## Records to process
>>

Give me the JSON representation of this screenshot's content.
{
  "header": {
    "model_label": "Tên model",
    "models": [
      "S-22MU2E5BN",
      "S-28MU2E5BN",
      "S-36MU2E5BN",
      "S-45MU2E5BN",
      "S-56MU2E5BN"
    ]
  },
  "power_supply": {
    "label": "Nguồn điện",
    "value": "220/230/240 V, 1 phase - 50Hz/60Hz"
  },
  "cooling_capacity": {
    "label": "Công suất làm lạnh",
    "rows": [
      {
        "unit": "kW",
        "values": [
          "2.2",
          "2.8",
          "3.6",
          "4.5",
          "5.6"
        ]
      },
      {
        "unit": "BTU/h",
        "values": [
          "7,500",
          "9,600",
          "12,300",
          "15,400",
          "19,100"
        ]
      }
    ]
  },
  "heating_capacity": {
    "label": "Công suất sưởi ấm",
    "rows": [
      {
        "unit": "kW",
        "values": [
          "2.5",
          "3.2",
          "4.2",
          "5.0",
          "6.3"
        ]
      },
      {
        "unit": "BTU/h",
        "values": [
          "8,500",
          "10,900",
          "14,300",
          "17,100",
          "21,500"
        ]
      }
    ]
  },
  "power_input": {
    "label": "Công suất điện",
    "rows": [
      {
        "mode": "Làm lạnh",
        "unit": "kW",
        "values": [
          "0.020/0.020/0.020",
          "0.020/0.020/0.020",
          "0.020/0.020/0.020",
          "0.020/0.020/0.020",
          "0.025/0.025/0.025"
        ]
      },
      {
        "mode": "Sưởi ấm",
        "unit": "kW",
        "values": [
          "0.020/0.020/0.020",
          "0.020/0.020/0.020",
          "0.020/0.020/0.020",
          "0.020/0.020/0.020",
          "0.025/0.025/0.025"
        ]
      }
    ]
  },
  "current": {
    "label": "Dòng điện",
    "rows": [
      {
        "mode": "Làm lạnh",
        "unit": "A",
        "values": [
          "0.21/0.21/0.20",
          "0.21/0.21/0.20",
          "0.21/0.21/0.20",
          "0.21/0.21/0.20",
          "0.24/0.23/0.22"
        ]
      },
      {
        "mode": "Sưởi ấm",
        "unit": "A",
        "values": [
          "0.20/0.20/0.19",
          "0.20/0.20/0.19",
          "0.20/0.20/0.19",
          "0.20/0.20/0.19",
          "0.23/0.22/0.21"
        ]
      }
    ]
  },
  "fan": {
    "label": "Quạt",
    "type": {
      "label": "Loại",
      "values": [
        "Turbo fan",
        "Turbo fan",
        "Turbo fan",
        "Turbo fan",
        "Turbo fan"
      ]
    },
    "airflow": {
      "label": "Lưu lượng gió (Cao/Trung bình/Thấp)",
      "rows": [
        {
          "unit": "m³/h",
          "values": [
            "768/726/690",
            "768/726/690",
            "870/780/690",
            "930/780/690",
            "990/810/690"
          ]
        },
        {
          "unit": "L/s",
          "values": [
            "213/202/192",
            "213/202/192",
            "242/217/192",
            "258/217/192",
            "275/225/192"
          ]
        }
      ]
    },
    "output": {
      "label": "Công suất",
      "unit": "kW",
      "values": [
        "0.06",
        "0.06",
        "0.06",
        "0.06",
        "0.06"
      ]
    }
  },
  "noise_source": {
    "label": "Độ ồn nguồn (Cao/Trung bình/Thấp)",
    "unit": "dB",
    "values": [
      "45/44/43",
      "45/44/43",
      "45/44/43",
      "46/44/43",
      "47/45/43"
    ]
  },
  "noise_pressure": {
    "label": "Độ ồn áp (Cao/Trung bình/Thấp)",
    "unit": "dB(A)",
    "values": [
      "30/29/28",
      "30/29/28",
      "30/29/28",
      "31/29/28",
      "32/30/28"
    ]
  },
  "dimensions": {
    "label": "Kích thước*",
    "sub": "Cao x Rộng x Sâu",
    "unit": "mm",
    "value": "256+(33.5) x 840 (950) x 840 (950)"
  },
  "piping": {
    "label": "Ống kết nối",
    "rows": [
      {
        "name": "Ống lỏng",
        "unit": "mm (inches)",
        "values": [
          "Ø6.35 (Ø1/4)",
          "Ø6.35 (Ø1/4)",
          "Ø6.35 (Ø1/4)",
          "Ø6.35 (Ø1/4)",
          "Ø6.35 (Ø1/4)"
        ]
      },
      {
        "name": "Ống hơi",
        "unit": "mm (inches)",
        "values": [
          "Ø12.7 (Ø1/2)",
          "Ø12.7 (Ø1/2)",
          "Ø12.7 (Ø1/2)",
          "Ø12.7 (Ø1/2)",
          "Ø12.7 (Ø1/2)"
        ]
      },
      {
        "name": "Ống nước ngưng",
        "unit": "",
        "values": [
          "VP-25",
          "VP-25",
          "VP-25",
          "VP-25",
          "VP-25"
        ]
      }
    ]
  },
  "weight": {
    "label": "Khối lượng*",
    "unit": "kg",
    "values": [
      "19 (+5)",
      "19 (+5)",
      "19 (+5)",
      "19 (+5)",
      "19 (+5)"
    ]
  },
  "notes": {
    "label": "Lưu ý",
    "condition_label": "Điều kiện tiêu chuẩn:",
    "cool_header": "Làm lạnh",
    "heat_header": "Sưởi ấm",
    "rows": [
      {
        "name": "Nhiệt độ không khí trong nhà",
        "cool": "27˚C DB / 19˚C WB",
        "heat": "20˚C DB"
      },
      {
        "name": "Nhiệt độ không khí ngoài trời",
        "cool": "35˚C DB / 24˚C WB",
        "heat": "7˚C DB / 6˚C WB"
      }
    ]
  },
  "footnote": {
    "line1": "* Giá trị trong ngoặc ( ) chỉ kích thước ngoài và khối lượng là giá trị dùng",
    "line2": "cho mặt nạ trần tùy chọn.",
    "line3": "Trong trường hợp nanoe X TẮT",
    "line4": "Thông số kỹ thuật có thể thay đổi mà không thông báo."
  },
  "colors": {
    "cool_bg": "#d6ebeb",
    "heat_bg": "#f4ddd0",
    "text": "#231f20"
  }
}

<<

Take every line from the data above that holds "Nhiệt" and copy it out.

## Output of the task
        "name": "Nhiệt độ không khí trong nhà",
        "name": "Nhiệt độ không khí ngoài trời",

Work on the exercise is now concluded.